**Task instructions**
Pick every line with "تعالى" from the material below.

**Records to use**

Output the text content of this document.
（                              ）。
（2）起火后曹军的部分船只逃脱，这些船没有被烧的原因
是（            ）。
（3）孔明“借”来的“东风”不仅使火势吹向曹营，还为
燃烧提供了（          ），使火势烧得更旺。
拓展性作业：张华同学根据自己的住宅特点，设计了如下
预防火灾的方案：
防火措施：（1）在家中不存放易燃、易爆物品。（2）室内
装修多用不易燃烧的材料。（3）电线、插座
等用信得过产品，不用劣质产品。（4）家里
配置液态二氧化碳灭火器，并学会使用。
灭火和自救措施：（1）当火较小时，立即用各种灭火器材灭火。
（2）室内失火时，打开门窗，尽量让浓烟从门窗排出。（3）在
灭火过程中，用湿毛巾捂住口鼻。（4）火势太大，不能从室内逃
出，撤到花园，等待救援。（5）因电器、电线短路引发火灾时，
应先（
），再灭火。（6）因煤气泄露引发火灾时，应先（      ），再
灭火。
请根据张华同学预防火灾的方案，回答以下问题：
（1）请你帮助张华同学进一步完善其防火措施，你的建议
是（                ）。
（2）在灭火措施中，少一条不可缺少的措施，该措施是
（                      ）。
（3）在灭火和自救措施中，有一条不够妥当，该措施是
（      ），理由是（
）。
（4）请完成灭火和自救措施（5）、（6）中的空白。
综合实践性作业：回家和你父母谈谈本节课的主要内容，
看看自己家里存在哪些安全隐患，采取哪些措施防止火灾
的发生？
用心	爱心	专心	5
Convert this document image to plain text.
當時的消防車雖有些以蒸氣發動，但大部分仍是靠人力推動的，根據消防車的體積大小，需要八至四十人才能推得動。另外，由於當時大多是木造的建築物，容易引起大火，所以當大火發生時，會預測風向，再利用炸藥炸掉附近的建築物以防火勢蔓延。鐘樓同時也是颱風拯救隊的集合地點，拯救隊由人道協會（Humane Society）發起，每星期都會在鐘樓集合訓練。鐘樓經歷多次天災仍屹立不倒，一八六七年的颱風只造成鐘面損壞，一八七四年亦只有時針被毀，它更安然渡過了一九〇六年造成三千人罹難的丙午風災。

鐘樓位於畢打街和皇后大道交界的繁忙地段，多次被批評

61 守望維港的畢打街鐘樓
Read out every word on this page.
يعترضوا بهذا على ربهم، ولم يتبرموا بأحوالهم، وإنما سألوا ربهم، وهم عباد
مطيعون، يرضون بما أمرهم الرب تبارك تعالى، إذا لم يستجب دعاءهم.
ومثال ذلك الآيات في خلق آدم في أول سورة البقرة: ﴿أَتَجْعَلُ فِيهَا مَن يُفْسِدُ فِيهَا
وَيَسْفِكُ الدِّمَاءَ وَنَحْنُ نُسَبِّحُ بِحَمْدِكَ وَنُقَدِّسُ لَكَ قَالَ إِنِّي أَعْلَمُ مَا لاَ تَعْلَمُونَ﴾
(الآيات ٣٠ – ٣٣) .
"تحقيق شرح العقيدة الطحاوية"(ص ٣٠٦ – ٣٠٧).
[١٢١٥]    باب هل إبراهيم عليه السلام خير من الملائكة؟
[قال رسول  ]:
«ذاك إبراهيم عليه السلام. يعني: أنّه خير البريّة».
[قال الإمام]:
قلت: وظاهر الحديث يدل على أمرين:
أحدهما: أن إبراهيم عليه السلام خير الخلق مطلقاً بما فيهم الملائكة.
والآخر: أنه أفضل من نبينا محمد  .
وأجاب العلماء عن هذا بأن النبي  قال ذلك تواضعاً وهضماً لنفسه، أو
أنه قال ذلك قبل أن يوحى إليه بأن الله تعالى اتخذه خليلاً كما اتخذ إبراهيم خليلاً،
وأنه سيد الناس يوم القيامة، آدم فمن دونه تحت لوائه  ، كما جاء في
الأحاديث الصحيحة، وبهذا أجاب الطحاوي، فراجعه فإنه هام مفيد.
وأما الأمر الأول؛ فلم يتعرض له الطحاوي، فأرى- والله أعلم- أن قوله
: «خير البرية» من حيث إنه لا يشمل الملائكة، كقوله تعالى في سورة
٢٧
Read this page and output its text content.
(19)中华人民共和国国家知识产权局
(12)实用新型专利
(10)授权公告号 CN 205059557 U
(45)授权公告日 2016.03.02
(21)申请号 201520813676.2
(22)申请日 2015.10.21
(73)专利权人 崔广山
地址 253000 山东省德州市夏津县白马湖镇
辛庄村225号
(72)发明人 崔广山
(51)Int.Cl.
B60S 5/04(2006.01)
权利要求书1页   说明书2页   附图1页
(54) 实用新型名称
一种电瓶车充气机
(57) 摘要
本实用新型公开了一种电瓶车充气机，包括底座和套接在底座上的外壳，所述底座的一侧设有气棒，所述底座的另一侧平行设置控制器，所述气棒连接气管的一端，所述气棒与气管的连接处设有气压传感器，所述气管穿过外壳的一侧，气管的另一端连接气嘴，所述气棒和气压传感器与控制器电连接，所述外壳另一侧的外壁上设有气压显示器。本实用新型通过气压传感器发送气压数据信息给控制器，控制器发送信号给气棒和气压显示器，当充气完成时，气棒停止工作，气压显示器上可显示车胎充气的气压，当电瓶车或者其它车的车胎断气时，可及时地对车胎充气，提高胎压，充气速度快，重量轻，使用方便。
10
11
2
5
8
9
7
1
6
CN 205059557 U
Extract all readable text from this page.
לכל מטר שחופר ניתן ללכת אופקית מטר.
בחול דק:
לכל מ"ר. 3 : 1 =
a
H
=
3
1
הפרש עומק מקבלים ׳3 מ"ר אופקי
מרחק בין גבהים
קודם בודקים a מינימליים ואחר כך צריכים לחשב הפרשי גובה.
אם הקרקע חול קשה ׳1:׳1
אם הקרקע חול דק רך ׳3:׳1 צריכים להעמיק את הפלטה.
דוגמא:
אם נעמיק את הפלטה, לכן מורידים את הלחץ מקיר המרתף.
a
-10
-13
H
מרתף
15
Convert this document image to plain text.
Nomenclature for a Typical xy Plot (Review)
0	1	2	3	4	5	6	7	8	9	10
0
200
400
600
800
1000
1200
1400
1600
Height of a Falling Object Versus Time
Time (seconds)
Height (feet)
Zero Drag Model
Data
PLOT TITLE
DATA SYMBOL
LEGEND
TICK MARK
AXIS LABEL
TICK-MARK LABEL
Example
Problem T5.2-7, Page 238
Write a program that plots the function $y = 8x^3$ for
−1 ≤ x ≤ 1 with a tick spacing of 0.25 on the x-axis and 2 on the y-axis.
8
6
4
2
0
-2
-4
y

**Result of the task**
مطيعون، يرضون بما أمرهم الرب تبارك تعالى، إذا لم يستجب دعاءهم.
أنه قال ذلك قبل أن يوحى إليه بأن الله تعالى اتخذه خليلاً كما اتخذ إبراهيم خليلاً،
: «خير البرية» من حيث إنه لا يشمل الملائكة، كقوله تعالى في سورة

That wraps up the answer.